Selected extract >>
------------------------------------------------------------------------

Kubernetes Database
Introduction
When building applications on Kubernetes, data persistence is often one of the most challenging aspects to manage. While Kubernetes excels at orchestrating stateless applications, databases and other stateful services require special handling. This guide explores how to effectively deploy and manage databases in Kubernetes environments.
Kubernetes provides several resources that make database deployments possible:
- StatefulSets: For maintaining stable, unique network identifiers and persistent storage
- PersistentVolumes: For data persistence beyond the lifecycle of a pod
- ConfigMaps and Secrets: For managing database configuration and credentials
- Services: For stable networking and service discovery
By the end of this guide, you'll understand how to deploy databases on Kubernetes, configure persistent storage, manage database credentials securely, and implement best practices for production-grade database deployments.

------------------------------------------------------------------------

Source data >>
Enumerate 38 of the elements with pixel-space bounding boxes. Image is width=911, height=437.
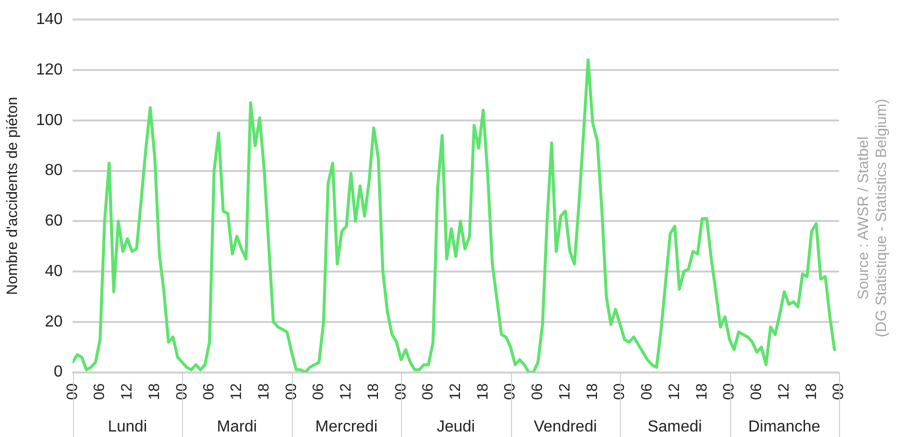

------------------------------------------------------------------------

Continue the guide to running databases on Kubernetes, beginning after its final sentence.

Exercise response >>
Prerequisites
Before proceeding, you should have:
- A basic understanding of Kubernetes concepts (Pods, Deployments, Services)
- Access to a Kubernetes cluster (local like Minikube or cloud-based)
kubectl
command-line tool installed and configured- Basic familiarity with database concepts
Why Run Databases on Kubernetes?
You might wonder why you should run databases on Kubernetes when many cloud providers offer managed database services. Here are some key benefits:
- Unified Infrastructure: Keep your entire application stack, including databases, in a single platform
- Consistent Deployment Patterns: Use the same CI/CD pipelines and tooling for all components
- Portability: Move between cloud providers or on-premise infrastructures more easily
- Cost Optimization: Potentially reduce costs by leveraging existing Kubernetes infrastructure
- Advanced Orchestration: Utilize Kubernetes' self-healing, scaling, and monitoring capabilities
However, it's important to understand the trade-offs. Managing stateful workloads on Kubernetes requires more planning and expertise than stateless applications.
Understanding StatefulSets
Unlike Deployments, which are designed for stateless applications, StatefulSets are specifically designed for applications that require:
- Stable, unique network identifiers
- Stable, persistent storage
- Ordered, graceful deployment and scaling
These characteristics make StatefulSets ideal for database workloads. Let's see how a basic StatefulSet definition looks:
apiVersion: apps/v1
kind: StatefulSet
metadata:
name: postgres
spec:
serviceName: "postgres"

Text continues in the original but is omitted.